Source material
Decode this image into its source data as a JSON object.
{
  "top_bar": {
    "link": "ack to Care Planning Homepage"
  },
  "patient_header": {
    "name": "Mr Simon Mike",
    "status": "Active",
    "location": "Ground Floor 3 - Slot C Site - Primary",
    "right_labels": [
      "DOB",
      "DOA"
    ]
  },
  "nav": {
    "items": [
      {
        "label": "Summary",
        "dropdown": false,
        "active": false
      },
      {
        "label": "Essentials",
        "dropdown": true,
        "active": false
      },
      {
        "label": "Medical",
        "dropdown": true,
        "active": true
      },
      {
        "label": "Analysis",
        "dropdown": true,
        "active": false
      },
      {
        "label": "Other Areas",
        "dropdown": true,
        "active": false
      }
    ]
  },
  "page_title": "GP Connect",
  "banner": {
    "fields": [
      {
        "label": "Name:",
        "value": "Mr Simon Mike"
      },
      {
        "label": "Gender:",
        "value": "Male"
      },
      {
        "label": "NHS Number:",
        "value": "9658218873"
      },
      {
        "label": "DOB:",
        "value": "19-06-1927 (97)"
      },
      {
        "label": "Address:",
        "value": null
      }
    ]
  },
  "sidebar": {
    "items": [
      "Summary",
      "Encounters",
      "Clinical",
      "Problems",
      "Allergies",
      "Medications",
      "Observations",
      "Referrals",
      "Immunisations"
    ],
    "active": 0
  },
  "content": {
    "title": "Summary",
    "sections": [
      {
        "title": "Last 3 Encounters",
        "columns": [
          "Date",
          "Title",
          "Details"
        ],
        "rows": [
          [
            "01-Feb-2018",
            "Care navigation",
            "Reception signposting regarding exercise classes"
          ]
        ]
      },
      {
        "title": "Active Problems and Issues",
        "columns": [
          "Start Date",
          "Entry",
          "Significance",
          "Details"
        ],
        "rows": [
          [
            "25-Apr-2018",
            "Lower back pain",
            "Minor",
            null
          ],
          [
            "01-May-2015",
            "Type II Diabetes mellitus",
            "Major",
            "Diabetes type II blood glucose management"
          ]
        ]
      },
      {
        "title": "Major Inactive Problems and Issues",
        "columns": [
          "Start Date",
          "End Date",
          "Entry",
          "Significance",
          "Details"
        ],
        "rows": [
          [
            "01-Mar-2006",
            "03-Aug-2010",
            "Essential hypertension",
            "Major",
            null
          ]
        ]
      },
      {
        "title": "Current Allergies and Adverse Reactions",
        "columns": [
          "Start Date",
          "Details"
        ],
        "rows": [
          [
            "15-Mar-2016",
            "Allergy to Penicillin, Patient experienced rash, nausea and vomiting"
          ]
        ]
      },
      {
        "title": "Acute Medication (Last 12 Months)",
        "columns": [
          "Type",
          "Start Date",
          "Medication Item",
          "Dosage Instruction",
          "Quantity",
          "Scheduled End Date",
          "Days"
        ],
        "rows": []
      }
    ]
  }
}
==
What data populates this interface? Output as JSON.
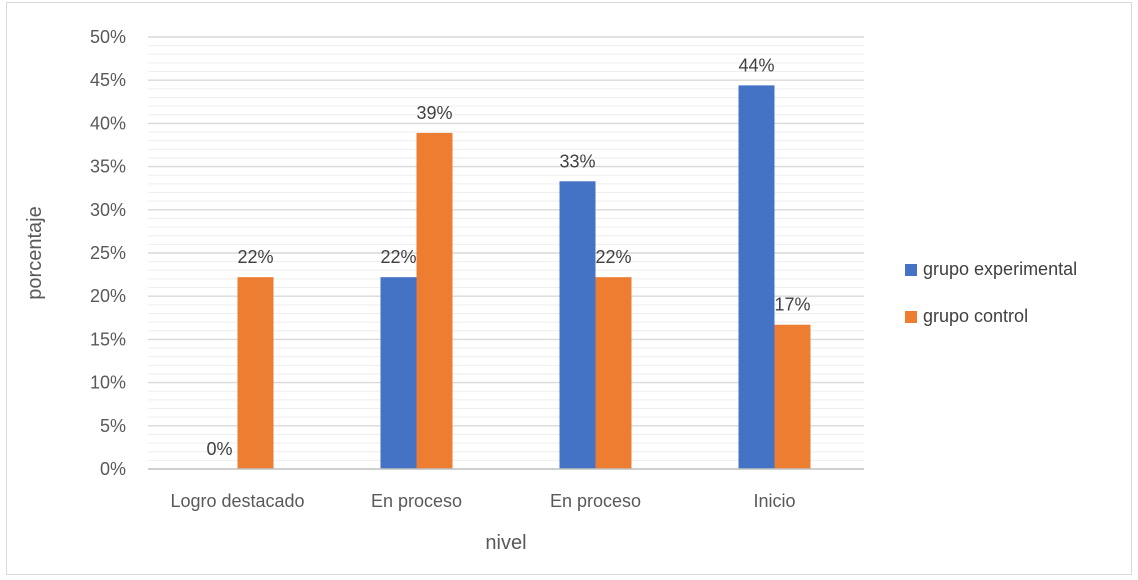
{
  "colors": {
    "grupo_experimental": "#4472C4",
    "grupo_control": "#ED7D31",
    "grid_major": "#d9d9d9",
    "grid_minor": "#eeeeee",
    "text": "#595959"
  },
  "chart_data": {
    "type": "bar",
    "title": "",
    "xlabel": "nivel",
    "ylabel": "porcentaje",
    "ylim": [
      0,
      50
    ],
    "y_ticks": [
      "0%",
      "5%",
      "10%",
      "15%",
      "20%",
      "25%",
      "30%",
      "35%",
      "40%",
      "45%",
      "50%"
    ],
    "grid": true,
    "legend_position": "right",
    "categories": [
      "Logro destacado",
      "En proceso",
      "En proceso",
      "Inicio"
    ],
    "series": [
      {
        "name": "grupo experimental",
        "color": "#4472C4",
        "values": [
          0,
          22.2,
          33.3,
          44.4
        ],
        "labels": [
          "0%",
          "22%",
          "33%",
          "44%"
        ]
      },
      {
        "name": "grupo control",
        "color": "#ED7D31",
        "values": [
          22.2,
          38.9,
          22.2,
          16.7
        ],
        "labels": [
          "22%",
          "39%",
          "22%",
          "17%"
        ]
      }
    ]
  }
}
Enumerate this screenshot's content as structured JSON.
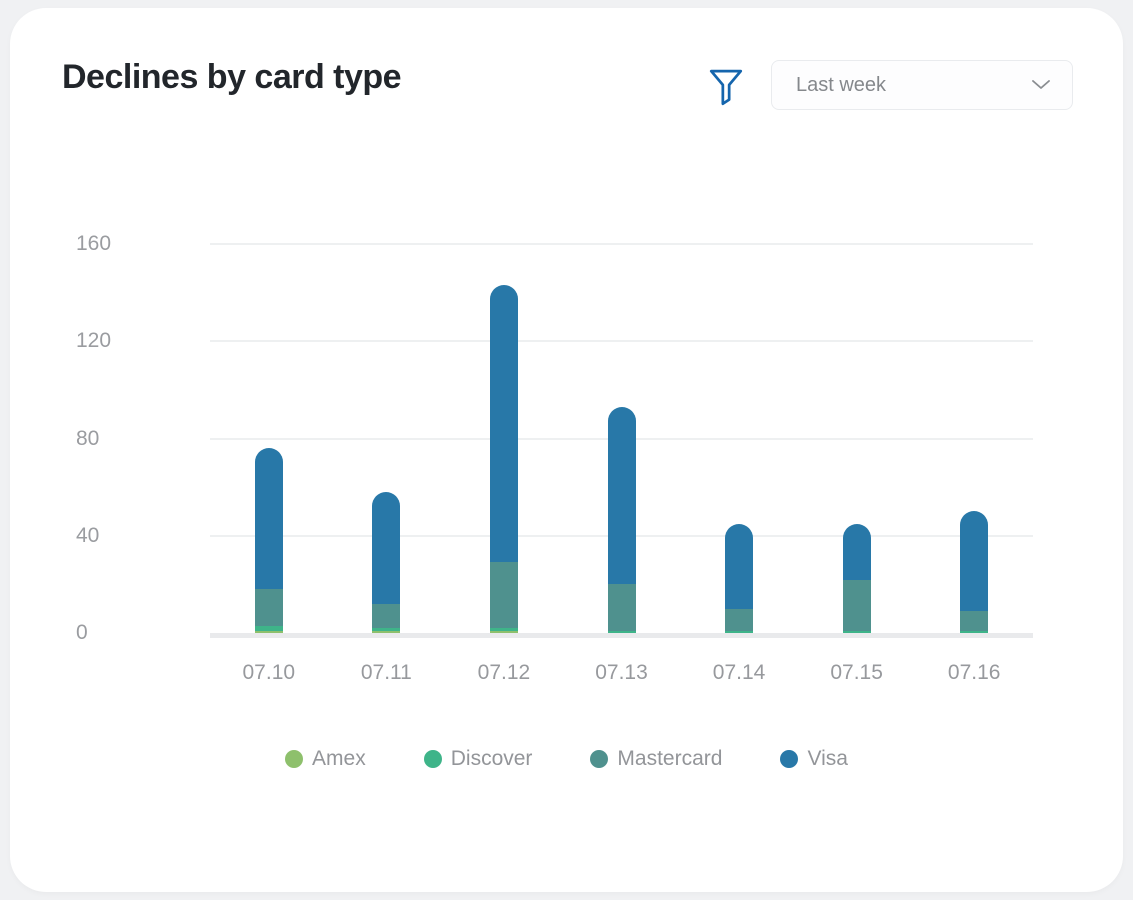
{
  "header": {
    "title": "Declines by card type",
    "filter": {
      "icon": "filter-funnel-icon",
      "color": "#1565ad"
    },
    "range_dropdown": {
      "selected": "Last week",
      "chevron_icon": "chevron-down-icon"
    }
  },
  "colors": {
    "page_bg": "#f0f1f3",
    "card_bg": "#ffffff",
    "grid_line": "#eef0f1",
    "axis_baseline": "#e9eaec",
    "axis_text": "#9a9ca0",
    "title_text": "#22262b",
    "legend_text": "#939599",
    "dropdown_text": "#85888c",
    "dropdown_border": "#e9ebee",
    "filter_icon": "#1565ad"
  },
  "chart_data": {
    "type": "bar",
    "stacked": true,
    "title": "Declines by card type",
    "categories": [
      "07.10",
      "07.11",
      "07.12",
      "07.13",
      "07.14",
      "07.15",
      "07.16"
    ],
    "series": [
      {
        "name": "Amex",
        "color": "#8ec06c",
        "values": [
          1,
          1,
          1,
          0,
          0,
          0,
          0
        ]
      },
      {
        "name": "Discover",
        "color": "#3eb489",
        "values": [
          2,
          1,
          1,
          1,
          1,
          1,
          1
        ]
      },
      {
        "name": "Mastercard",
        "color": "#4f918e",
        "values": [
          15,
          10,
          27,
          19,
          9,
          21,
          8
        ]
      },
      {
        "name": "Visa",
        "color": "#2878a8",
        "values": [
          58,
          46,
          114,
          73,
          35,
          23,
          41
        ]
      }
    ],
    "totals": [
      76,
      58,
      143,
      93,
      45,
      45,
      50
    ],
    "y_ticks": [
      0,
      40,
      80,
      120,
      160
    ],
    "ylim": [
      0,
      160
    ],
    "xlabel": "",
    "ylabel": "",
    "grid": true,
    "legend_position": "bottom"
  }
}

Written exercise
State how many lines of the entries above include the word "this", offering no text other than the number.

Reply to the task
3